=== STATED PROBLEM ===
Write the entries out again exactly as they stand, but without the pictures.

[Entries from a dataset]

:::::

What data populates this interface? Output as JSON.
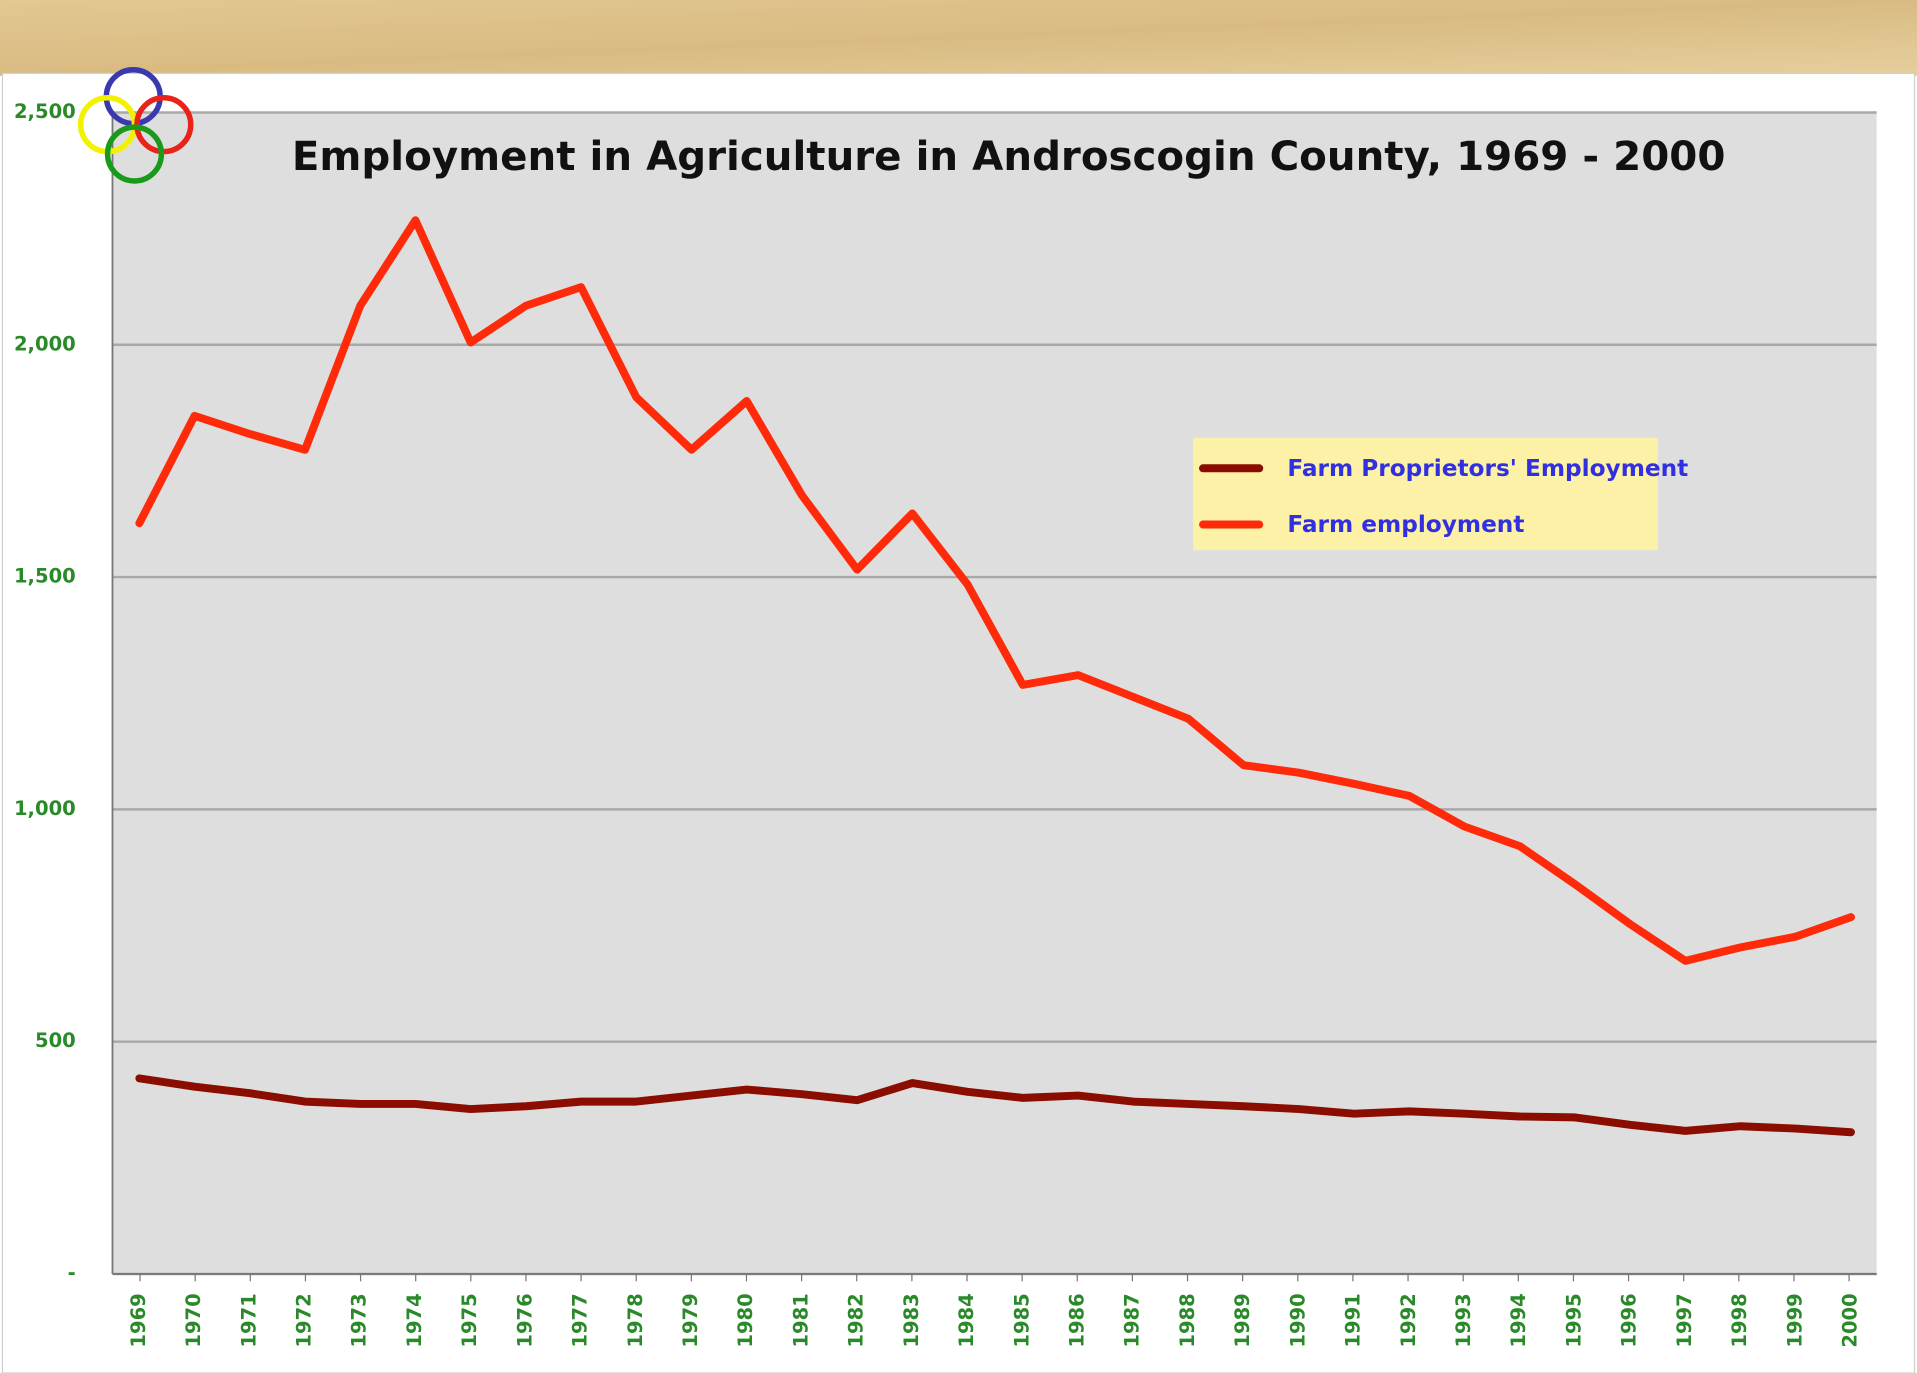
{
  "chart_data": {
    "type": "line",
    "title": "Employment in Agriculture in Androscogin County, 1969 - 2000",
    "categories": [
      "1969",
      "1970",
      "1971",
      "1972",
      "1973",
      "1974",
      "1975",
      "1976",
      "1977",
      "1978",
      "1979",
      "1980",
      "1981",
      "1982",
      "1983",
      "1984",
      "1985",
      "1986",
      "1987",
      "1988",
      "1989",
      "1990",
      "1991",
      "1992",
      "1993",
      "1994",
      "1995",
      "1996",
      "1997",
      "1998",
      "1999",
      "2000"
    ],
    "series": [
      {
        "name": "Farm Proprietors' Employment",
        "color": "#8b0d00",
        "values": [
          421,
          403,
          389,
          371,
          366,
          366,
          355,
          361,
          371,
          371,
          384,
          397,
          387,
          374,
          411,
          392,
          379,
          384,
          371,
          366,
          361,
          355,
          345,
          350,
          345,
          339,
          337,
          321,
          308,
          318,
          313,
          305
        ]
      },
      {
        "name": "Farm employment",
        "color": "#ff2a0a",
        "values": [
          1616,
          1847,
          1808,
          1774,
          2084,
          2268,
          2005,
          2084,
          2124,
          1887,
          1774,
          1879,
          1676,
          1516,
          1637,
          1484,
          1268,
          1289,
          1242,
          1195,
          1095,
          1079,
          1055,
          1029,
          963,
          921,
          839,
          753,
          674,
          703,
          726,
          768
        ]
      }
    ],
    "ylim": [
      0,
      2500
    ],
    "yticks": [
      {
        "value": 0,
        "label": "-"
      },
      500,
      {
        "value": 1000,
        "label": "1,000"
      },
      {
        "value": 1500,
        "label": "1,500"
      },
      {
        "value": 2000,
        "label": "2,000"
      },
      {
        "value": 2500,
        "label": "2,500"
      }
    ],
    "grid": true,
    "legend": "right"
  }
}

:::::

=== ANSWER TO THIS TASK ===
What data populates this interface? Output as JSON.
{
  "chart_data": {
    "type": "line",
    "title": "Employment in Agriculture in Androscogin County, 1969 - 2000",
    "categories": [
      "1969",
      "1970",
      "1971",
      "1972",
      "1973",
      "1974",
      "1975",
      "1976",
      "1977",
      "1978",
      "1979",
      "1980",
      "1981",
      "1982",
      "1983",
      "1984",
      "1985",
      "1986",
      "1987",
      "1988",
      "1989",
      "1990",
      "1991",
      "1992",
      "1993",
      "1994",
      "1995",
      "1996",
      "1997",
      "1998",
      "1999",
      "2000"
    ],
    "series": [
      {
        "name": "Farm Proprietors' Employment",
        "color": "#8b0d00",
        "values": [
          421,
          403,
          389,
          371,
          366,
          366,
          355,
          361,
          371,
          371,
          384,
          397,
          387,
          374,
          411,
          392,
          379,
          384,
          371,
          366,
          361,
          355,
          345,
          350,
          345,
          339,
          337,
          321,
          308,
          318,
          313,
          305
        ]
      },
      {
        "name": "Farm employment",
        "color": "#ff2a0a",
        "values": [
          1616,
          1847,
          1808,
          1774,
          2084,
          2268,
          2005,
          2084,
          2124,
          1887,
          1774,
          1879,
          1676,
          1516,
          1637,
          1484,
          1268,
          1289,
          1242,
          1195,
          1095,
          1079,
          1055,
          1029,
          963,
          921,
          839,
          753,
          674,
          703,
          726,
          768
        ]
      }
    ],
    "ylim": [
      0,
      2500
    ],
    "yticks": [
      {
        "value": 0,
        "label": "-"
      },
      500,
      {
        "value": 1000,
        "label": "1,000"
      },
      {
        "value": 1500,
        "label": "1,500"
      },
      {
        "value": 2000,
        "label": "2,000"
      },
      {
        "value": 2500,
        "label": "2,500"
      }
    ],
    "grid": true,
    "legend": "right"
  }
}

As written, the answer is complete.